[Data extracted from a collection]
--- Begin ---

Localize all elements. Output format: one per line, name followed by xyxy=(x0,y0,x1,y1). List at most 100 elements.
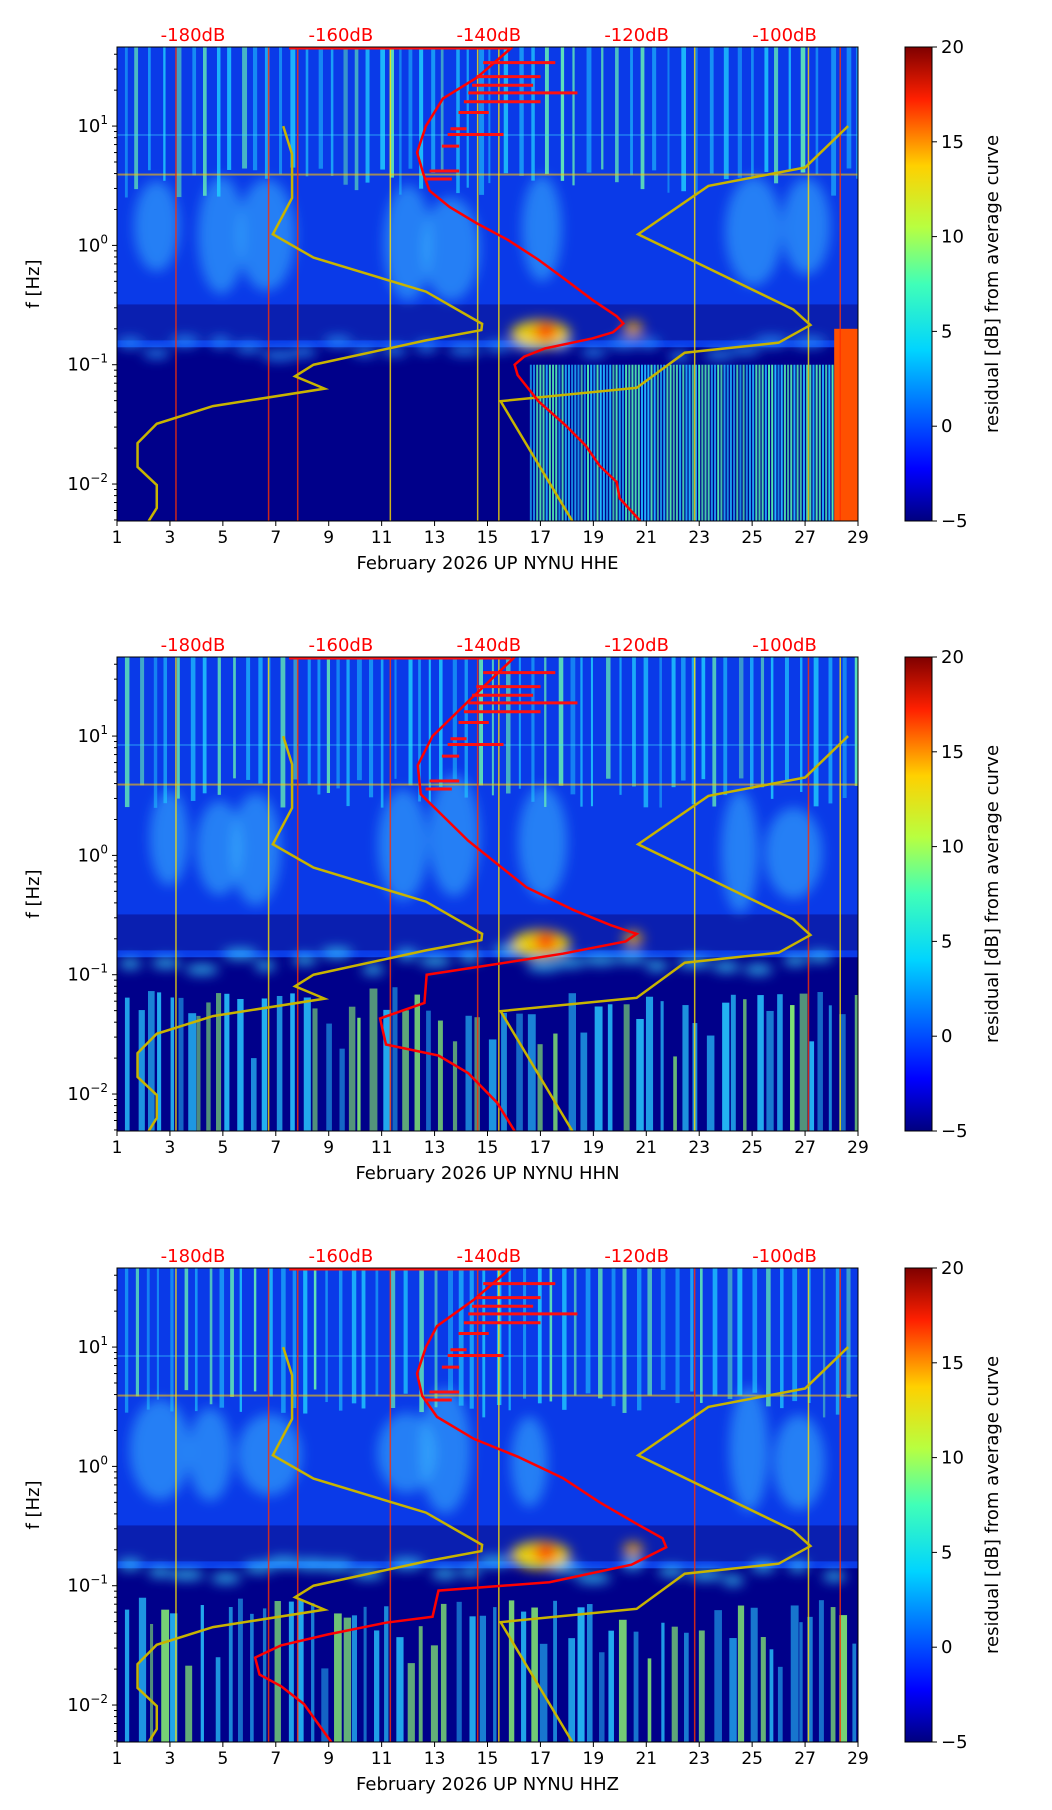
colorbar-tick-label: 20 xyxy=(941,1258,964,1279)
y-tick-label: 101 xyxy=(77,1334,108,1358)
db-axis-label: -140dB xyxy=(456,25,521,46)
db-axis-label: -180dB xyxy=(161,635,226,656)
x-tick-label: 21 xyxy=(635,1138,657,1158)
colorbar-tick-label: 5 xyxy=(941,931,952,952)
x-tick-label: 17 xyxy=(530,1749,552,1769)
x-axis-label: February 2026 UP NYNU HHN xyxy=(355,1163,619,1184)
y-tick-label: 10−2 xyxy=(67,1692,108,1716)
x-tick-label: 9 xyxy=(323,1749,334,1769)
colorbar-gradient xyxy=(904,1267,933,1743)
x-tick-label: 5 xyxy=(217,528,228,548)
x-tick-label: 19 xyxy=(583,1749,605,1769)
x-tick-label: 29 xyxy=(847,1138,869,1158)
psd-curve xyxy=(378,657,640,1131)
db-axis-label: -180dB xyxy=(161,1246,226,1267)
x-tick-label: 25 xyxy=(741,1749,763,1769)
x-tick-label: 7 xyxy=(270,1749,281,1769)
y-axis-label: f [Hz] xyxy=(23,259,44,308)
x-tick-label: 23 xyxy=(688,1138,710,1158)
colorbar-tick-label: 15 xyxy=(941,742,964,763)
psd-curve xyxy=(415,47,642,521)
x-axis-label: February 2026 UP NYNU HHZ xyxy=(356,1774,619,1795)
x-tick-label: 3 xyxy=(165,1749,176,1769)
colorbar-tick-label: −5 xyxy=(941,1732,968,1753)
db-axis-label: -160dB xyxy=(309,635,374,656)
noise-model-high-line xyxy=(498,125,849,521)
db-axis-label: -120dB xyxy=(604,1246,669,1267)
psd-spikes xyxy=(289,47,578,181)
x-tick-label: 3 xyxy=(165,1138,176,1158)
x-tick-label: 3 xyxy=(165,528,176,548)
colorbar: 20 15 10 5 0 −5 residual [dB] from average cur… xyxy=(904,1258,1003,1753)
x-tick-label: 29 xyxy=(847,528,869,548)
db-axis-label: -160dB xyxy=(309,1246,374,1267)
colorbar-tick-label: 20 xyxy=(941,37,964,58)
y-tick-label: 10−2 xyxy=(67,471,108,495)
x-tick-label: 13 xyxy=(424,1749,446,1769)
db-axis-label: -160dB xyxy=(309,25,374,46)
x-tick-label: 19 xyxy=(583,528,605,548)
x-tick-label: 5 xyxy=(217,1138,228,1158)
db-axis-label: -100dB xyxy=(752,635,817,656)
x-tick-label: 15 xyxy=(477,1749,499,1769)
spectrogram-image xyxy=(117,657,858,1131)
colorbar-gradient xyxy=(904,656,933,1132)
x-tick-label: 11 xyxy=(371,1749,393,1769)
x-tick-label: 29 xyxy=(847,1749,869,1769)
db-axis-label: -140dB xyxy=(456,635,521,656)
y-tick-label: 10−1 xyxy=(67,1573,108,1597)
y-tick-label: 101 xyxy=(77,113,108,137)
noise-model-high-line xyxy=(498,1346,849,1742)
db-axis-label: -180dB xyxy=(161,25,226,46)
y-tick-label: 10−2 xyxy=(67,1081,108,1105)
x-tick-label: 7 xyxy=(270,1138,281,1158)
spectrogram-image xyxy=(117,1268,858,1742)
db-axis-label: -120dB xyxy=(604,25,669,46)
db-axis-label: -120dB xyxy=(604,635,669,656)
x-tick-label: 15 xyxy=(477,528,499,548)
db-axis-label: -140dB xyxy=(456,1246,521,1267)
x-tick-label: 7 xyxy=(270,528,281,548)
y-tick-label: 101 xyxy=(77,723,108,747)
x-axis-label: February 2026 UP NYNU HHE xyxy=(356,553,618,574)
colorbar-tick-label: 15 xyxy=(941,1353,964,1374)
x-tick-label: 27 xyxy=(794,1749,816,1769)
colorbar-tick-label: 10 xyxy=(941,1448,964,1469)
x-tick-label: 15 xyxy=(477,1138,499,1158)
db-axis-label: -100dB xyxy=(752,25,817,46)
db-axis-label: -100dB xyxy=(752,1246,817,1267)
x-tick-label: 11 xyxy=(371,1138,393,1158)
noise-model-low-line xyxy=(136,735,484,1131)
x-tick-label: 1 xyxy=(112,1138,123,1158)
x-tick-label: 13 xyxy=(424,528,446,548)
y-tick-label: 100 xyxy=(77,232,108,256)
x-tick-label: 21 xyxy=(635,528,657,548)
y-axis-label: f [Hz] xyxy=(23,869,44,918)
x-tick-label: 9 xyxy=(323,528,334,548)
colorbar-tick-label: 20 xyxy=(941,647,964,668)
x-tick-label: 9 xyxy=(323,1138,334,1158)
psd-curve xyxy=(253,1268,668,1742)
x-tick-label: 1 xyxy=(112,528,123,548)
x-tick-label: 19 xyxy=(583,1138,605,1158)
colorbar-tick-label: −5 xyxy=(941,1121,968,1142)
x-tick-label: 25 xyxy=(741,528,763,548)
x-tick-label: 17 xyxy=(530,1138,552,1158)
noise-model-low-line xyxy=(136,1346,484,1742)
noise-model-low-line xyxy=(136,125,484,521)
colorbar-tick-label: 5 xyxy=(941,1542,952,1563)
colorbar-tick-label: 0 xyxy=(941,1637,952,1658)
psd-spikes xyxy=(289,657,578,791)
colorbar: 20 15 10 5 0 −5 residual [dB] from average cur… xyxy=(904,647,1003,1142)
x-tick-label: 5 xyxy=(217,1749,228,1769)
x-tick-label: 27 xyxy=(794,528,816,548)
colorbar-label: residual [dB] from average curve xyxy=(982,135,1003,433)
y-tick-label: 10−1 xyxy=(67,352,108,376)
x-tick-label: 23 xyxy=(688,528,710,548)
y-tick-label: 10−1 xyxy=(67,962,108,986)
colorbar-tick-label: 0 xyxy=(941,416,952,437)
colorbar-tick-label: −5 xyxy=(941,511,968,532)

--- End ---
--- Begin ---

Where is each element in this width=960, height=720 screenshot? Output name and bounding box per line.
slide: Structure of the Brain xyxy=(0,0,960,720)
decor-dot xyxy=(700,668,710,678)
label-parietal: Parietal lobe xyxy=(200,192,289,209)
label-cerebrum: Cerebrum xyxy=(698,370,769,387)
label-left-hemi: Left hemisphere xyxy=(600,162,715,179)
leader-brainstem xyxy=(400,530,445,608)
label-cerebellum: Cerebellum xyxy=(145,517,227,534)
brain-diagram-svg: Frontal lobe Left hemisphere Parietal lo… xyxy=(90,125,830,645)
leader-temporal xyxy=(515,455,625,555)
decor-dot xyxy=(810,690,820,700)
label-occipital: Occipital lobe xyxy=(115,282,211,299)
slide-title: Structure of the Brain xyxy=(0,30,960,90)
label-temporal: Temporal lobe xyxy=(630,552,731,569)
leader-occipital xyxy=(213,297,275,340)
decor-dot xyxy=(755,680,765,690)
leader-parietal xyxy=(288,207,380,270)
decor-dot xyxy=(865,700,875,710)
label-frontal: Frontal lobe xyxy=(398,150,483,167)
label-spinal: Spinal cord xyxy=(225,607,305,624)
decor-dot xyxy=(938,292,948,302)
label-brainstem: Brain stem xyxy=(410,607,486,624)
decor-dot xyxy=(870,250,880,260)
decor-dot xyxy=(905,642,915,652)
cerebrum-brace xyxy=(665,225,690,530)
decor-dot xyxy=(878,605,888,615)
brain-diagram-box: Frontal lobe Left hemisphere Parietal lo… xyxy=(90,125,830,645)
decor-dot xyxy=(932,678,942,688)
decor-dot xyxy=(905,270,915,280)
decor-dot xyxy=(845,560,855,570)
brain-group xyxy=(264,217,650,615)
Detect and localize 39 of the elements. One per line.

--- End ---

> **PROBLEM DETAILS**
Identify each line in the listing above that contains the string "gradient", and copy every such line.

> **RESULT BELOW**
colorbar-gradient xyxy=(904,1267,933,1743)
colorbar-gradient xyxy=(904,656,933,1132)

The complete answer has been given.